Dataset entries
··········
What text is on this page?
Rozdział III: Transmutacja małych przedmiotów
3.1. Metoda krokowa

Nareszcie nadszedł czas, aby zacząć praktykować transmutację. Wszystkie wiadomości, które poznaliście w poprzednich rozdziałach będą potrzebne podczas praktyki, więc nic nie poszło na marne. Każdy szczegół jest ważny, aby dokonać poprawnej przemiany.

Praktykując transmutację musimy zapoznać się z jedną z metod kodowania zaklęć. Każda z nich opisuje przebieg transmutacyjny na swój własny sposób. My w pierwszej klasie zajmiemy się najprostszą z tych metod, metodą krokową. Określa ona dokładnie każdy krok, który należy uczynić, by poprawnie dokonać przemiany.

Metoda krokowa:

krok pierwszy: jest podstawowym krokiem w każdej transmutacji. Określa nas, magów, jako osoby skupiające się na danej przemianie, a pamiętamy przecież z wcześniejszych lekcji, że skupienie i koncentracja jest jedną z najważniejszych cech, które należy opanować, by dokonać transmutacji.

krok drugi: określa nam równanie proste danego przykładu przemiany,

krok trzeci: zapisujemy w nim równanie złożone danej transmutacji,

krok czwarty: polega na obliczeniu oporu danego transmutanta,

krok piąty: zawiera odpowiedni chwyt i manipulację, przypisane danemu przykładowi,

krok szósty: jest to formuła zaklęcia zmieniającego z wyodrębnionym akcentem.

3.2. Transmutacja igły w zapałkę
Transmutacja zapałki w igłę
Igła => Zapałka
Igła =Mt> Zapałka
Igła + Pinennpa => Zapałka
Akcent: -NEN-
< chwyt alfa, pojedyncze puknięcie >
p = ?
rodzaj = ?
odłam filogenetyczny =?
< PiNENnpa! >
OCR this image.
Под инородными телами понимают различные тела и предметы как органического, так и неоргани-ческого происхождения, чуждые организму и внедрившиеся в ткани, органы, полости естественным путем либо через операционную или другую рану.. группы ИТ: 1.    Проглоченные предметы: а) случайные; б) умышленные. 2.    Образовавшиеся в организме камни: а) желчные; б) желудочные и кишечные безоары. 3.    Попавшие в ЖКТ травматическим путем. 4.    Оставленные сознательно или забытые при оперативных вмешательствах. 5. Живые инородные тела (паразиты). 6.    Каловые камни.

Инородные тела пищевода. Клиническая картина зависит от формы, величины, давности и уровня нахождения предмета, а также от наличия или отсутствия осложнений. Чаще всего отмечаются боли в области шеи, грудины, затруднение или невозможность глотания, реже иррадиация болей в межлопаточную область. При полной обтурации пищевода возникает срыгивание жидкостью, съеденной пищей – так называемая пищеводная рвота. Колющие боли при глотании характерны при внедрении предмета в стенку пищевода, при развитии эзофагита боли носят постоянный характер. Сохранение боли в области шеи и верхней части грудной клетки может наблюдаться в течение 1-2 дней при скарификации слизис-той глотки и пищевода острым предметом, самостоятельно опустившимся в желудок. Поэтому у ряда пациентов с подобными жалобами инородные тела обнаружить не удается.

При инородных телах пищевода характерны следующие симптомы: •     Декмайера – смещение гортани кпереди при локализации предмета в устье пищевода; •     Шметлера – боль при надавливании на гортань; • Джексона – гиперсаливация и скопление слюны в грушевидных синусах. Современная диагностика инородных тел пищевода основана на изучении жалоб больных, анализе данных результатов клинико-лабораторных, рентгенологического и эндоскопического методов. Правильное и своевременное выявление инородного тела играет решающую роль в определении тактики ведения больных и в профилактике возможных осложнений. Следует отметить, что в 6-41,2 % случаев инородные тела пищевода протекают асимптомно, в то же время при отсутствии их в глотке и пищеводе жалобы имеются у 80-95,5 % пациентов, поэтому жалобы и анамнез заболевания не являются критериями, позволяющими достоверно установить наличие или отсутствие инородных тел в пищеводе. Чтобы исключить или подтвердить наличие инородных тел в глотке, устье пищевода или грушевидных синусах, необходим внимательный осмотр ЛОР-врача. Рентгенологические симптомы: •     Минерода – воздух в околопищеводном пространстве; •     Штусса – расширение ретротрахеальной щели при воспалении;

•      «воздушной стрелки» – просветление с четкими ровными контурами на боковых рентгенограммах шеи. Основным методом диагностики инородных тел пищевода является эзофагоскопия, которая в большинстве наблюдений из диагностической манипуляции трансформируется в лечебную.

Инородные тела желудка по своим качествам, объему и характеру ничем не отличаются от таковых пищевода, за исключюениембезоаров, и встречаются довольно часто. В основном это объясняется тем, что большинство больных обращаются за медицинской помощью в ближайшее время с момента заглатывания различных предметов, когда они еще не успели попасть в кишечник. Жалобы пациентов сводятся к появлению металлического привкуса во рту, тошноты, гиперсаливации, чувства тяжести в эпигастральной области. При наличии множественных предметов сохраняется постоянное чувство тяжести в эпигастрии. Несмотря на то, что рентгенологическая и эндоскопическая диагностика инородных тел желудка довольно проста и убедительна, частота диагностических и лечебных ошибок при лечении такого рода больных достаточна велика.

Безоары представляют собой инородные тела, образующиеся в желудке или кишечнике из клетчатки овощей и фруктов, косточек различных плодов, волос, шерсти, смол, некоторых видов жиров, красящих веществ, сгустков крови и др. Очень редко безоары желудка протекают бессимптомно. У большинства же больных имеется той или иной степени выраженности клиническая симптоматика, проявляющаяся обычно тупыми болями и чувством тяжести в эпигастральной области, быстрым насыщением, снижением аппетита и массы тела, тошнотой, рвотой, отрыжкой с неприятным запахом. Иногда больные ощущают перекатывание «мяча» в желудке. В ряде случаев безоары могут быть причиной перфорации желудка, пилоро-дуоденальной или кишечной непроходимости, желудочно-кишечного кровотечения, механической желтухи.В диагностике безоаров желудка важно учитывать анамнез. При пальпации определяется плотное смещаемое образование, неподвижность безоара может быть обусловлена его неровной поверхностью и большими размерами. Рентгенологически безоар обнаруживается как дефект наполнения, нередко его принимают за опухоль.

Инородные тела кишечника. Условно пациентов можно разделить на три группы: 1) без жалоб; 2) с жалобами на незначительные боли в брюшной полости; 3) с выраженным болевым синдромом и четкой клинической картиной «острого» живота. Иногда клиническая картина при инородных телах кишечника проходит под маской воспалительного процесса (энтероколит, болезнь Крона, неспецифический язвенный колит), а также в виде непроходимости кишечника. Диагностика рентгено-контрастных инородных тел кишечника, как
··········
AIM OF THE EXERCISE = Repeat the listing exactly, from its first line to its last.

EXERCISE OUTPUT =
What text is on this page?
Rozdział III: Transmutacja małych przedmiotów
3.1. Metoda krokowa

Nareszcie nadszedł czas, aby zacząć praktykować transmutację. Wszystkie wiadomości, które poznaliście w poprzednich rozdziałach będą potrzebne podczas praktyki, więc nic nie poszło na marne. Każdy szczegół jest ważny, aby dokonać poprawnej przemiany.

Praktykując transmutację musimy zapoznać się z jedną z metod kodowania zaklęć. Każda z nich opisuje przebieg transmutacyjny na swój własny sposób. My w pierwszej klasie zajmiemy się najprostszą z tych metod, metodą krokową. Określa ona dokładnie każdy krok, który należy uczynić, by poprawnie dokonać przemiany.

Metoda krokowa:

krok pierwszy: jest podstawowym krokiem w każdej transmutacji. Określa nas, magów, jako osoby skupiające się na danej przemianie, a pamiętamy przecież z wcześniejszych lekcji, że skupienie i koncentracja jest jedną z najważniejszych cech, które należy opanować, by dokonać transmutacji.

krok drugi: określa nam równanie proste danego przykładu przemiany,

krok trzeci: zapisujemy w nim równanie złożone danej transmutacji,

krok czwarty: polega na obliczeniu oporu danego transmutanta,

krok piąty: zawiera odpowiedni chwyt i manipulację, przypisane danemu przykładowi,

krok szósty: jest to formuła zaklęcia zmieniającego z wyodrębnionym akcentem.

3.2. Transmutacja igły w zapałkę
Transmutacja zapałki w igłę
Igła => Zapałka
Igła =Mt> Zapałka
Igła + Pinennpa => Zapałka
Akcent: -NEN-
< chwyt alfa, pojedyncze puknięcie >
p = ?
rodzaj = ?
odłam filogenetyczny =?
< PiNENnpa! >
OCR this image.
Под инородными телами понимают различные тела и предметы как органического, так и неоргани-ческого происхождения, чуждые организму и внедрившиеся в ткани, органы, полости естественным путем либо через операционную или другую рану.. группы ИТ: 1.    Проглоченные предметы: а) случайные; б) умышленные. 2.    Образовавшиеся в организме камни: а) желчные; б) желудочные и кишечные безоары. 3.    Попавшие в ЖКТ травматическим путем. 4.    Оставленные сознательно или забытые при оперативных вмешательствах. 5. Живые инородные тела (паразиты). 6.    Каловые камни.

Инородные тела пищевода. Клиническая картина зависит от формы, величины, давности и уровня нахождения предмета, а также от наличия или отсутствия осложнений. Чаще всего отмечаются боли в области шеи, грудины, затруднение или невозможность глотания, реже иррадиация болей в межлопаточную область. При полной обтурации пищевода возникает срыгивание жидкостью, съеденной пищей – так называемая пищеводная рвота. Колющие боли при глотании характерны при внедрении предмета в стенку пищевода, при развитии эзофагита боли носят постоянный характер. Сохранение боли в области шеи и верхней части грудной клетки может наблюдаться в течение 1-2 дней при скарификации слизис-той глотки и пищевода острым предметом, самостоятельно опустившимся в желудок. Поэтому у ряда пациентов с подобными жалобами инородные тела обнаружить не удается.

При инородных телах пищевода характерны следующие симптомы: •     Декмайера – смещение гортани кпереди при локализации предмета в устье пищевода; •     Шметлера – боль при надавливании на гортань; • Джексона – гиперсаливация и скопление слюны в грушевидных синусах. Современная диагностика инородных тел пищевода основана на изучении жалоб больных, анализе данных результатов клинико-лабораторных, рентгенологического и эндоскопического методов. Правильное и своевременное выявление инородного тела играет решающую роль в определении тактики ведения больных и в профилактике возможных осложнений. Следует отметить, что в 6-41,2 % случаев инородные тела пищевода протекают асимптомно, в то же время при отсутствии их в глотке и пищеводе жалобы имеются у 80-95,5 % пациентов, поэтому жалобы и анамнез заболевания не являются критериями, позволяющими достоверно установить наличие или отсутствие инородных тел в пищеводе. Чтобы исключить или подтвердить наличие инородных тел в глотке, устье пищевода или грушевидных синусах, необходим внимательный осмотр ЛОР-врача. Рентгенологические симптомы: •     Минерода – воздух в околопищеводном пространстве; •     Штусса – расширение ретротрахеальной щели при воспалении;

•      «воздушной стрелки» – просветление с четкими ровными контурами на боковых рентгенограммах шеи. Основным методом диагностики инородных тел пищевода является эзофагоскопия, которая в большинстве наблюдений из диагностической манипуляции трансформируется в лечебную.

Инородные тела желудка по своим качествам, объему и характеру ничем не отличаются от таковых пищевода, за исключюениембезоаров, и встречаются довольно часто. В основном это объясняется тем, что большинство больных обращаются за медицинской помощью в ближайшее время с момента заглатывания различных предметов, когда они еще не успели попасть в кишечник. Жалобы пациентов сводятся к появлению металлического привкуса во рту, тошноты, гиперсаливации, чувства тяжести в эпигастральной области. При наличии множественных предметов сохраняется постоянное чувство тяжести в эпигастрии. Несмотря на то, что рентгенологическая и эндоскопическая диагностика инородных тел желудка довольно проста и убедительна, частота диагностических и лечебных ошибок при лечении такого рода больных достаточна велика.

Безоары представляют собой инородные тела, образующиеся в желудке или кишечнике из клетчатки овощей и фруктов, косточек различных плодов, волос, шерсти, смол, некоторых видов жиров, красящих веществ, сгустков крови и др. Очень редко безоары желудка протекают бессимптомно. У большинства же больных имеется той или иной степени выраженности клиническая симптоматика, проявляющаяся обычно тупыми болями и чувством тяжести в эпигастральной области, быстрым насыщением, снижением аппетита и массы тела, тошнотой, рвотой, отрыжкой с неприятным запахом. Иногда больные ощущают перекатывание «мяча» в желудке. В ряде случаев безоары могут быть причиной перфорации желудка, пилоро-дуоденальной или кишечной непроходимости, желудочно-кишечного кровотечения, механической желтухи.В диагностике безоаров желудка важно учитывать анамнез. При пальпации определяется плотное смещаемое образование, неподвижность безоара может быть обусловлена его неровной поверхностью и большими размерами. Рентгенологически безоар обнаруживается как дефект наполнения, нередко его принимают за опухоль.

Инородные тела кишечника. Условно пациентов можно разделить на три группы: 1) без жалоб; 2) с жалобами на незначительные боли в брюшной полости; 3) с выраженным болевым синдромом и четкой клинической картиной «острого» живота. Иногда клиническая картина при инородных телах кишечника проходит под маской воспалительного процесса (энтероколит, болезнь Крона, неспецифический язвенный колит), а также в виде непроходимости кишечника. Диагностика рентгено-контрастных инородных тел кишечника, как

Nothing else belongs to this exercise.